> Written request
Go through the listing and return every line with "plain" in it.

>> BEGIN Input

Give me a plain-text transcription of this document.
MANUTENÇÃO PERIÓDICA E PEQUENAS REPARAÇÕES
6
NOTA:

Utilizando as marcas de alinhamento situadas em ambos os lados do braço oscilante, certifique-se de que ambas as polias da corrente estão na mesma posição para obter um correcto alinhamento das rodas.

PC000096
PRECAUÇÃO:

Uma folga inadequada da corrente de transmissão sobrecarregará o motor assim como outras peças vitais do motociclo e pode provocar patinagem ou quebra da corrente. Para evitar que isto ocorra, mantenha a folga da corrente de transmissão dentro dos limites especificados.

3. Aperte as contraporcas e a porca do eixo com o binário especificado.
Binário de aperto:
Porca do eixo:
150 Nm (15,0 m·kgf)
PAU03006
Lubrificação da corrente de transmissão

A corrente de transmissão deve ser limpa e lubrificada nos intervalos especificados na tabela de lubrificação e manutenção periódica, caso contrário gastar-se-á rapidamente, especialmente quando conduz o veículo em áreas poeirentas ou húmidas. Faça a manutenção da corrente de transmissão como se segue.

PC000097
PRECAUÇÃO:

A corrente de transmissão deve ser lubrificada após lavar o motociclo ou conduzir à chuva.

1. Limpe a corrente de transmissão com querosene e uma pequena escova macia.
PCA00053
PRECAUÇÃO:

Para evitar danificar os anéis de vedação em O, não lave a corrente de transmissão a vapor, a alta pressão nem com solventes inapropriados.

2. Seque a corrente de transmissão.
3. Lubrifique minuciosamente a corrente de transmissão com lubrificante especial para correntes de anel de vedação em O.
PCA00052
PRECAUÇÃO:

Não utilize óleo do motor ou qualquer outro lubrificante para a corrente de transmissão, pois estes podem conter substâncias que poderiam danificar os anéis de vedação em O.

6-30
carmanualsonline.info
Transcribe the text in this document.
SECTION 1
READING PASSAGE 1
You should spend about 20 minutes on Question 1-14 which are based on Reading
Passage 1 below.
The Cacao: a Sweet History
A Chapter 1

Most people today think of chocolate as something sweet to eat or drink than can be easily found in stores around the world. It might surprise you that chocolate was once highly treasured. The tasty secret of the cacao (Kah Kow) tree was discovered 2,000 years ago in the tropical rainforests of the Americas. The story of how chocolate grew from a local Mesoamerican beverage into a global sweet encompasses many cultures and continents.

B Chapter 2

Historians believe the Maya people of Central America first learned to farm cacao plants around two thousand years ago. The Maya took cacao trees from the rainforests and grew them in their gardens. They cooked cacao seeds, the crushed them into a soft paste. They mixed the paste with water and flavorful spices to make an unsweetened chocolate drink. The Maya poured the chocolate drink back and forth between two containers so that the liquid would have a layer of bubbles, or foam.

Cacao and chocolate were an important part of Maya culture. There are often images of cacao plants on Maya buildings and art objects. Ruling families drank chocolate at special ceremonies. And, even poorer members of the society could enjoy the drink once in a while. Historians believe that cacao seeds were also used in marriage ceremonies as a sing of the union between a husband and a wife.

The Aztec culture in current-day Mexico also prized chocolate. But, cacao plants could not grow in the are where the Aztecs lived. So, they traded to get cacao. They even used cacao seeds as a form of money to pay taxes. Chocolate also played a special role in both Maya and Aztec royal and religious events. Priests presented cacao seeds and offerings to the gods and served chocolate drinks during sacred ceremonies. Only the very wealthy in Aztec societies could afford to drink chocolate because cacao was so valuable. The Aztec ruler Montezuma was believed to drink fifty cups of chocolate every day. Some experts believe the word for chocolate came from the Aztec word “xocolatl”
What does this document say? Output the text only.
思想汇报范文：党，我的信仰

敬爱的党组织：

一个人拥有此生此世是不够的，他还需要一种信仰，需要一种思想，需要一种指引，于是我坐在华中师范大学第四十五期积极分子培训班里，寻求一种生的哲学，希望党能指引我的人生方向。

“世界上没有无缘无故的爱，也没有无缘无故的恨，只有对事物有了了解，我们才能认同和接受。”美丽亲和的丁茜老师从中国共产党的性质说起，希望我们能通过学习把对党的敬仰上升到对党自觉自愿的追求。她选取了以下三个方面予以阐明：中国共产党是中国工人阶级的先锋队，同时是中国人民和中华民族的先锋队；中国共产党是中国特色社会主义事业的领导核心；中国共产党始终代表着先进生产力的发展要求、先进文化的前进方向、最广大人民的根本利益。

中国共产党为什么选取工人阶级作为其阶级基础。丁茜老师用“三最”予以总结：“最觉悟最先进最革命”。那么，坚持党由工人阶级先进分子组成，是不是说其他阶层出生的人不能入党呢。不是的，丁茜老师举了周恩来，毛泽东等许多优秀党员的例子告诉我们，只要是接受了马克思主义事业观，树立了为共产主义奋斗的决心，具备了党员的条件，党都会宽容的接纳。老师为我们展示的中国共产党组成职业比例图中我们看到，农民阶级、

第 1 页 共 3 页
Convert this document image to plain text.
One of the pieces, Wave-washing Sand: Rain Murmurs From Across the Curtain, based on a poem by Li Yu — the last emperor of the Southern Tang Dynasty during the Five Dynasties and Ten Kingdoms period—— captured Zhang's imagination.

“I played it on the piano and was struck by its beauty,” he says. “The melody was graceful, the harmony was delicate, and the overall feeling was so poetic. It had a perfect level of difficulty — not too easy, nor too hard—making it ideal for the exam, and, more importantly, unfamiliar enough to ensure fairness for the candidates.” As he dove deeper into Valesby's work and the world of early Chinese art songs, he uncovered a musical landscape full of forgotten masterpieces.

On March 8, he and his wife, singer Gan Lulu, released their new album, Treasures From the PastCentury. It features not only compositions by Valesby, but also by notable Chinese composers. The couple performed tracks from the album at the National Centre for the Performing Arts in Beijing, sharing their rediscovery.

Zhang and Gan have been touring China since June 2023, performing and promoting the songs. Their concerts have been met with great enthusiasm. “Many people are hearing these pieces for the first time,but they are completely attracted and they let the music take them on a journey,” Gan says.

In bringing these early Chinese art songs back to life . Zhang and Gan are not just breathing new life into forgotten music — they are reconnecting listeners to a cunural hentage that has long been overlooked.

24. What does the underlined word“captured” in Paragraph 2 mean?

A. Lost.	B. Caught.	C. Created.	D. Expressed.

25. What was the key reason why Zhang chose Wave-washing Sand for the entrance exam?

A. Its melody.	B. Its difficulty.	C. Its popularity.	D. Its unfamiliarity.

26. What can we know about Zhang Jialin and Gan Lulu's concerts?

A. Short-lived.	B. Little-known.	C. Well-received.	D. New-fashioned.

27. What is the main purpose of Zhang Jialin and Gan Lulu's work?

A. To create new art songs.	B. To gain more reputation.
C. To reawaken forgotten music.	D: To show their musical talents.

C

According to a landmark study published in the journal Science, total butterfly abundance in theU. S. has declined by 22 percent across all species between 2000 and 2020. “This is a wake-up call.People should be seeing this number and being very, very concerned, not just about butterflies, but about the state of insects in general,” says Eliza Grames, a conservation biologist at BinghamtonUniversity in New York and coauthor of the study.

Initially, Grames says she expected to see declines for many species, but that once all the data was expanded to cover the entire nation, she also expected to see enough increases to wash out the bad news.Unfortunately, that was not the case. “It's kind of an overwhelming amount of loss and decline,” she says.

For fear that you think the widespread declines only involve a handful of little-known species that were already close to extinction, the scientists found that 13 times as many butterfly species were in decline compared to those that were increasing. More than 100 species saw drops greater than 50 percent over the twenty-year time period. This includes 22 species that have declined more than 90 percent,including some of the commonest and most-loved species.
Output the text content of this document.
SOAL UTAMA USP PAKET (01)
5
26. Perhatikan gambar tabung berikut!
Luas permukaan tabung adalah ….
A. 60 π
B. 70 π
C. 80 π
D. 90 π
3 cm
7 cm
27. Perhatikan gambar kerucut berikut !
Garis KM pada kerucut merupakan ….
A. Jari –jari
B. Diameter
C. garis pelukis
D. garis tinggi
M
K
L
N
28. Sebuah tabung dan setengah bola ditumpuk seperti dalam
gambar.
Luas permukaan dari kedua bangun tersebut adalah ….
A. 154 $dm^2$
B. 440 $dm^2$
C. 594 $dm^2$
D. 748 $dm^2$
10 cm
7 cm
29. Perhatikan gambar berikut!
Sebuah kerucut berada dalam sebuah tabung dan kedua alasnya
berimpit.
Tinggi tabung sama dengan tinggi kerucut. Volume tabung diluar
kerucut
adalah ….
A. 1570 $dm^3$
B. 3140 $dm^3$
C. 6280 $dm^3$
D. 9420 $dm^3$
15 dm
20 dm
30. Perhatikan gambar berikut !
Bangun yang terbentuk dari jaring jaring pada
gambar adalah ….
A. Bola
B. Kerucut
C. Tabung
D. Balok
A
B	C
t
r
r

>> END Input

> Exercise solution
Give me a plain-text transcription of this document.
Convert this document image to plain text.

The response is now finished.